*Exercise directions:* Render the following material again verbatim, leaving nothing out.

*Data provided:*
++++++++++

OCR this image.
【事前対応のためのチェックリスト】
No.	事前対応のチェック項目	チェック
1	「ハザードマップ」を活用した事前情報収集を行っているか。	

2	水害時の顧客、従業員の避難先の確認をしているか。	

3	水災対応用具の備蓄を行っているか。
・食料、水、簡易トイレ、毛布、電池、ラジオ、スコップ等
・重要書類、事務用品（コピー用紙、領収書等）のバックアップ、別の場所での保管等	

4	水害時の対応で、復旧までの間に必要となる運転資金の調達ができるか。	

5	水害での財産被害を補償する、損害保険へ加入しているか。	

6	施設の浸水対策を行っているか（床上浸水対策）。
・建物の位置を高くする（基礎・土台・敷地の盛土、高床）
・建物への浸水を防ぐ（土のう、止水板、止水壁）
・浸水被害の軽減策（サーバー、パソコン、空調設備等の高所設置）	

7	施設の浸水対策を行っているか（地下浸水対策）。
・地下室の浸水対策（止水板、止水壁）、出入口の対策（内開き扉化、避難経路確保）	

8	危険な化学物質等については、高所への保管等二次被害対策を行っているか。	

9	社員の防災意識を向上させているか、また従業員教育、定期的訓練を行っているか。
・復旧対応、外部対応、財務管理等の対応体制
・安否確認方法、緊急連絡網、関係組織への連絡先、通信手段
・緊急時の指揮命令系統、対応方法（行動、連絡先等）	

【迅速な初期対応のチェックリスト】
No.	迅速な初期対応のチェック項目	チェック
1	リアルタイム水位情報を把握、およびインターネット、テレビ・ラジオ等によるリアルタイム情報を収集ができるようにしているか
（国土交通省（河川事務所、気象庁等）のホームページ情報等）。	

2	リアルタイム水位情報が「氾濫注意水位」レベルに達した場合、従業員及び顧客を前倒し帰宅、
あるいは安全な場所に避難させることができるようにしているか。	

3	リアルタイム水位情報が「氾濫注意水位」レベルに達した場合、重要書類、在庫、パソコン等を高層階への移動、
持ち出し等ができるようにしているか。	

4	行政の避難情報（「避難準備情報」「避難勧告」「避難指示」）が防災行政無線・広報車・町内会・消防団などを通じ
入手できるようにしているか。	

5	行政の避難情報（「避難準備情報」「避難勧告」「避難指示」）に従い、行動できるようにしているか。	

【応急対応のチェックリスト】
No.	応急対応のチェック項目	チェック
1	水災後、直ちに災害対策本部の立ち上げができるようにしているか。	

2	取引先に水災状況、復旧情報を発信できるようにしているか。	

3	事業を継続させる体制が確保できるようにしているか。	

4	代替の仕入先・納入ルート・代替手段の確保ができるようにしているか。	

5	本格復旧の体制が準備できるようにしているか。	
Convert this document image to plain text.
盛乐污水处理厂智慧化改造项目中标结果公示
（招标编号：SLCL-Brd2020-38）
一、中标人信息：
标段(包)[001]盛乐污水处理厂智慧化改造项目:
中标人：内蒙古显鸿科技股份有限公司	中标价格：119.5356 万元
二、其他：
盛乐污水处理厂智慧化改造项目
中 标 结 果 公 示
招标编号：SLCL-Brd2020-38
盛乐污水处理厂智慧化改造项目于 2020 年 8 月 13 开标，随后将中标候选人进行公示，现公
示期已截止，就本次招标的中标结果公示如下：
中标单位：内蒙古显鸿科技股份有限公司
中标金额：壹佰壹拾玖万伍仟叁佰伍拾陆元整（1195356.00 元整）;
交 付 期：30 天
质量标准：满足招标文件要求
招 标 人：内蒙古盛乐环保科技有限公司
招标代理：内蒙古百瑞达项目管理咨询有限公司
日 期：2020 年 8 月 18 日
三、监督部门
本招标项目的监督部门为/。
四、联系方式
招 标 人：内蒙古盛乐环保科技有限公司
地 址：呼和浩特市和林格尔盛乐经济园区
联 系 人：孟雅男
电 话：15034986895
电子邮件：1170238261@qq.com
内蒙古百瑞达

++++++++++

*Solution to this task:*
OCR this image.
【事前対応のためのチェックリスト】
No.	事前対応のチェック項目	チェック
1	「ハザードマップ」を活用した事前情報収集を行っているか。	

2	水害時の顧客、従業員の避難先の確認をしているか。	

3	水災対応用具の備蓄を行っているか。
・食料、水、簡易トイレ、毛布、電池、ラジオ、スコップ等
・重要書類、事務用品（コピー用紙、領収書等）のバックアップ、別の場所での保管等	

4	水害時の対応で、復旧までの間に必要となる運転資金の調達ができるか。	

5	水害での財産被害を補償する、損害保険へ加入しているか。	

6	施設の浸水対策を行っているか（床上浸水対策）。
・建物の位置を高くする（基礎・土台・敷地の盛土、高床）
・建物への浸水を防ぐ（土のう、止水板、止水壁）
・浸水被害の軽減策（サーバー、パソコン、空調設備等の高所設置）	

7	施設の浸水対策を行っているか（地下浸水対策）。
・地下室の浸水対策（止水板、止水壁）、出入口の対策（内開き扉化、避難経路確保）	

8	危険な化学物質等については、高所への保管等二次被害対策を行っているか。	

9	社員の防災意識を向上させているか、また従業員教育、定期的訓練を行っているか。
・復旧対応、外部対応、財務管理等の対応体制
・安否確認方法、緊急連絡網、関係組織への連絡先、通信手段
・緊急時の指揮命令系統、対応方法（行動、連絡先等）	

【迅速な初期対応のチェックリスト】
No.	迅速な初期対応のチェック項目	チェック
1	リアルタイム水位情報を把握、およびインターネット、テレビ・ラジオ等によるリアルタイム情報を収集ができるようにしているか
（国土交通省（河川事務所、気象庁等）のホームページ情報等）。	

2	リアルタイム水位情報が「氾濫注意水位」レベルに達した場合、従業員及び顧客を前倒し帰宅、
あるいは安全な場所に避難させることができるようにしているか。	

3	リアルタイム水位情報が「氾濫注意水位」レベルに達した場合、重要書類、在庫、パソコン等を高層階への移動、
持ち出し等ができるようにしているか。	

4	行政の避難情報（「避難準備情報」「避難勧告」「避難指示」）が防災行政無線・広報車・町内会・消防団などを通じ
入手できるようにしているか。	

5	行政の避難情報（「避難準備情報」「避難勧告」「避難指示」）に従い、行動できるようにしているか。	

【応急対応のチェックリスト】
No.	応急対応のチェック項目	チェック
1	水災後、直ちに災害対策本部の立ち上げができるようにしているか。	

2	取引先に水災状況、復旧情報を発信できるようにしているか。	

3	事業を継続させる体制が確保できるようにしているか。	

4	代替の仕入先・納入ルート・代替手段の確保ができるようにしているか。	

5	本格復旧の体制が準備できるようにしているか。	
Convert this document image to plain text.
盛乐污水处理厂智慧化改造项目中标结果公示
（招标编号：SLCL-Brd2020-38）
一、中标人信息：
标段(包)[001]盛乐污水处理厂智慧化改造项目:
中标人：内蒙古显鸿科技股份有限公司	中标价格：119.5356 万元
二、其他：
盛乐污水处理厂智慧化改造项目
中 标 结 果 公 示
招标编号：SLCL-Brd2020-38
盛乐污水处理厂智慧化改造项目于 2020 年 8 月 13 开标，随后将中标候选人进行公示，现公
示期已截止，就本次招标的中标结果公示如下：
中标单位：内蒙古显鸿科技股份有限公司
中标金额：壹佰壹拾玖万伍仟叁佰伍拾陆元整（1195356.00 元整）;
交 付 期：30 天
质量标准：满足招标文件要求
招 标 人：内蒙古盛乐环保科技有限公司
招标代理：内蒙古百瑞达项目管理咨询有限公司
日 期：2020 年 8 月 18 日
三、监督部门
本招标项目的监督部门为/。
四、联系方式
招 标 人：内蒙古盛乐环保科技有限公司
地 址：呼和浩特市和林格尔盛乐经济园区
联 系 人：孟雅男
电 话：15034986895
电子邮件：1170238261@qq.com
内蒙古百瑞达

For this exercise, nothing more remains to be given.